**Exercise prompt**: Quote all of the entries word for word.

**Records about charts and figures**:
————
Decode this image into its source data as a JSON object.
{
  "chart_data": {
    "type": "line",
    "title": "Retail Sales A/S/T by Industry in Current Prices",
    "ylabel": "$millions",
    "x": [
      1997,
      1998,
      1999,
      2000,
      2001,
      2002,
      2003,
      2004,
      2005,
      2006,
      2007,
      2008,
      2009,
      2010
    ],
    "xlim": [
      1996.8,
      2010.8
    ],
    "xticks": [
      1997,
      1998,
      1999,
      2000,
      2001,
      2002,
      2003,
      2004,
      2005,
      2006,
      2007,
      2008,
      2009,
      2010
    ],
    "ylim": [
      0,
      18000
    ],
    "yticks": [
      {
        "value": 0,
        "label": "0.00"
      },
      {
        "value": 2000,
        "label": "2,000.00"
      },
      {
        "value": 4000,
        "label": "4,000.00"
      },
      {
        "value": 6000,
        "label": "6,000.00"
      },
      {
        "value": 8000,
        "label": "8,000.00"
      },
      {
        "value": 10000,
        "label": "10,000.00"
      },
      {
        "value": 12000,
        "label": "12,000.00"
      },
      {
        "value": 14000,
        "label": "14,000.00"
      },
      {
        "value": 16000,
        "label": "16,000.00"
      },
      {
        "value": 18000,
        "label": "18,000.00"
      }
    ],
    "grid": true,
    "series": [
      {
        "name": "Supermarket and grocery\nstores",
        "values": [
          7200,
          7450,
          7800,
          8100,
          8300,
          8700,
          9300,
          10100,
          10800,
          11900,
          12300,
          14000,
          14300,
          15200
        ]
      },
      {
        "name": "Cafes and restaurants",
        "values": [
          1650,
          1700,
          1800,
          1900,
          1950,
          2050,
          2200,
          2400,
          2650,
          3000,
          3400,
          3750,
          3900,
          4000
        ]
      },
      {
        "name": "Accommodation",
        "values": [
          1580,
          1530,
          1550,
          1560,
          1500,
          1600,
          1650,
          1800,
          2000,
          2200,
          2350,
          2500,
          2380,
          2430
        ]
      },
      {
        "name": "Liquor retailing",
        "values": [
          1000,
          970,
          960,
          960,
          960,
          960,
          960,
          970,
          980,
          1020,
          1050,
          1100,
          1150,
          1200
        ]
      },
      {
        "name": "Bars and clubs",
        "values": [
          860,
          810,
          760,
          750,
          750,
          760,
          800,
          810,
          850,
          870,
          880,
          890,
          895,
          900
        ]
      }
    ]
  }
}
————
**Response to this task**:
Decode this image into its source data as a JSON object.
{
  "chart_data": {
    "type": "line",
    "title": "Retail Sales A/S/T by Industry in Current Prices",
    "ylabel": "$millions",
    "x": [
      1997,
      1998,
      1999,
      2000,
      2001,
      2002,
      2003,
      2004,
      2005,
      2006,
      2007,
      2008,
      2009,
      2010
    ],
    "xlim": [
      1996.8,
      2010.8
    ],
    "xticks": [
      1997,
      1998,
      1999,
      2000,
      2001,
      2002,
      2003,
      2004,
      2005,
      2006,
      2007,
      2008,
      2009,
      2010
    ],
    "ylim": [
      0,
      18000
    ],
    "yticks": [
      {
        "value": 0,
        "label": "0.00"
      },
      {
        "value": 2000,
        "label": "2,000.00"
      },
      {
        "value": 4000,
        "label": "4,000.00"
      },
      {
        "value": 6000,
        "label": "6,000.00"
      },
      {
        "value": 8000,
        "label": "8,000.00"
      },
      {
        "value": 10000,
        "label": "10,000.00"
      },
      {
        "value": 12000,
        "label": "12,000.00"
      },
      {
        "value": 14000,
        "label": "14,000.00"
      },
      {
        "value": 16000,
        "label": "16,000.00"
      },
      {
        "value": 18000,
        "label": "18,000.00"
      }
    ],
    "grid": true,
    "series": [
      {
        "name": "Supermarket and grocery\nstores",
        "values": [
          7200,
          7450,
          7800,
          8100,
          8300,
          8700,
          9300,
          10100,
          10800,
          11900,
          12300,
          14000,
          14300,
          15200
        ]
      },
      {
        "name": "Cafes and restaurants",
        "values": [
          1650,
          1700,
          1800,
          1900,
          1950,
          2050,
          2200,
          2400,
          2650,
          3000,
          3400,
          3750,
          3900,
          4000
        ]
      },
      {
        "name": "Accommodation",
        "values": [
          1580,
          1530,
          1550,
          1560,
          1500,
          1600,
          1650,
          1800,
          2000,
          2200,
          2350,
          2500,
          2380,
          2430
        ]
      },
      {
        "name": "Liquor retailing",
        "values": [
          1000,
          970,
          960,
          960,
          960,
          960,
          960,
          970,
          980,
          1020,
          1050,
          1100,
          1150,
          1200
        ]
      },
      {
        "name": "Bars and clubs",
        "values": [
          860,
          810,
          760,
          750,
          750,
          760,
          800,
          810,
          850,
          870,
          880,
          890,
          895,
          900
        ]
      }
    ]
  }
}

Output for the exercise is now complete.